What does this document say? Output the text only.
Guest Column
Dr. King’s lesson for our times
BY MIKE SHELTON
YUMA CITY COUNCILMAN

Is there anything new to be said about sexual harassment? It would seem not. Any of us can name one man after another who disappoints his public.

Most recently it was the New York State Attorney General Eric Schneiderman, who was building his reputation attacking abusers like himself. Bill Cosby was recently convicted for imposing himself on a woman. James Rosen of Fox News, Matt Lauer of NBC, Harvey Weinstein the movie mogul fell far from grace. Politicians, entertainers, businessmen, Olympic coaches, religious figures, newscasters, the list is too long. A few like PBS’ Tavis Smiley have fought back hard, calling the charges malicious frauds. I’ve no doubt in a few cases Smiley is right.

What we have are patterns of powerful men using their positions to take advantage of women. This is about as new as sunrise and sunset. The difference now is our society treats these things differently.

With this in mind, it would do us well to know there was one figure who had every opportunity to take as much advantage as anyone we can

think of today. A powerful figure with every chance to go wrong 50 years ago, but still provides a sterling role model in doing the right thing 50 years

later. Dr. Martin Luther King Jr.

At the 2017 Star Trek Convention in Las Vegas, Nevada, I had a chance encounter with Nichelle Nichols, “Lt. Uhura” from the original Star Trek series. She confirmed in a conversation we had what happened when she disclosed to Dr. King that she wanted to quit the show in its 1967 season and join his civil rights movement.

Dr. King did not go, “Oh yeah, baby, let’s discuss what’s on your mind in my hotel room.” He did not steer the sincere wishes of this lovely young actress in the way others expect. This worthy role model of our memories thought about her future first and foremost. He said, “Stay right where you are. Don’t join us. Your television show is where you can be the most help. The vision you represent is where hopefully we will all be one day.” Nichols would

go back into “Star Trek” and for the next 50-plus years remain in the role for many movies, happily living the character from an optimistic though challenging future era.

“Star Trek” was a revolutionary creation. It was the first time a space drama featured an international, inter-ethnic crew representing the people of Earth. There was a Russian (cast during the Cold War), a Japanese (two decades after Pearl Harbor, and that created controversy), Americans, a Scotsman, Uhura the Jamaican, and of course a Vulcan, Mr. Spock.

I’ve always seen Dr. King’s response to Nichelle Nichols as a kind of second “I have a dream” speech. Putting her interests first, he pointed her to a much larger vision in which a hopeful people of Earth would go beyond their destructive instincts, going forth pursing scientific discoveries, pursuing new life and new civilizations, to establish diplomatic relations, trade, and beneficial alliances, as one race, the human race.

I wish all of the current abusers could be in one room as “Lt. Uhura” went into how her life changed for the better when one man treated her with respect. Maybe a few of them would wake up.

Task directions =
Transcribe all of the lines in the records precisely.

Response to the exercise =
What does this document say? Output the text only.
Guest Column
Dr. King’s lesson for our times
BY MIKE SHELTON
YUMA CITY COUNCILMAN

Is there anything new to be said about sexual harassment? It would seem not. Any of us can name one man after another who disappoints his public.

Most recently it was the New York State Attorney General Eric Schneiderman, who was building his reputation attacking abusers like himself. Bill Cosby was recently convicted for imposing himself on a woman. James Rosen of Fox News, Matt Lauer of NBC, Harvey Weinstein the movie mogul fell far from grace. Politicians, entertainers, businessmen, Olympic coaches, religious figures, newscasters, the list is too long. A few like PBS’ Tavis Smiley have fought back hard, calling the charges malicious frauds. I’ve no doubt in a few cases Smiley is right.

What we have are patterns of powerful men using their positions to take advantage of women. This is about as new as sunrise and sunset. The difference now is our society treats these things differently.

With this in mind, it would do us well to know there was one figure who had every opportunity to take as much advantage as anyone we can

think of today. A powerful figure with every chance to go wrong 50 years ago, but still provides a sterling role model in doing the right thing 50 years

later. Dr. Martin Luther King Jr.

At the 2017 Star Trek Convention in Las Vegas, Nevada, I had a chance encounter with Nichelle Nichols, “Lt. Uhura” from the original Star Trek series. She confirmed in a conversation we had what happened when she disclosed to Dr. King that she wanted to quit the show in its 1967 season and join his civil rights movement.

Dr. King did not go, “Oh yeah, baby, let’s discuss what’s on your mind in my hotel room.” He did not steer the sincere wishes of this lovely young actress in the way others expect. This worthy role model of our memories thought about her future first and foremost. He said, “Stay right where you are. Don’t join us. Your television show is where you can be the most help. The vision you represent is where hopefully we will all be one day.” Nichols would

go back into “Star Trek” and for the next 50-plus years remain in the role for many movies, happily living the character from an optimistic though challenging future era.

“Star Trek” was a revolutionary creation. It was the first time a space drama featured an international, inter-ethnic crew representing the people of Earth. There was a Russian (cast during the Cold War), a Japanese (two decades after Pearl Harbor, and that created controversy), Americans, a Scotsman, Uhura the Jamaican, and of course a Vulcan, Mr. Spock.

I’ve always seen Dr. King’s response to Nichelle Nichols as a kind of second “I have a dream” speech. Putting her interests first, he pointed her to a much larger vision in which a hopeful people of Earth would go beyond their destructive instincts, going forth pursing scientific discoveries, pursuing new life and new civilizations, to establish diplomatic relations, trade, and beneficial alliances, as one race, the human race.

I wish all of the current abusers could be in one room as “Lt. Uhura” went into how her life changed for the better when one man treated her with respect. Maybe a few of them would wake up.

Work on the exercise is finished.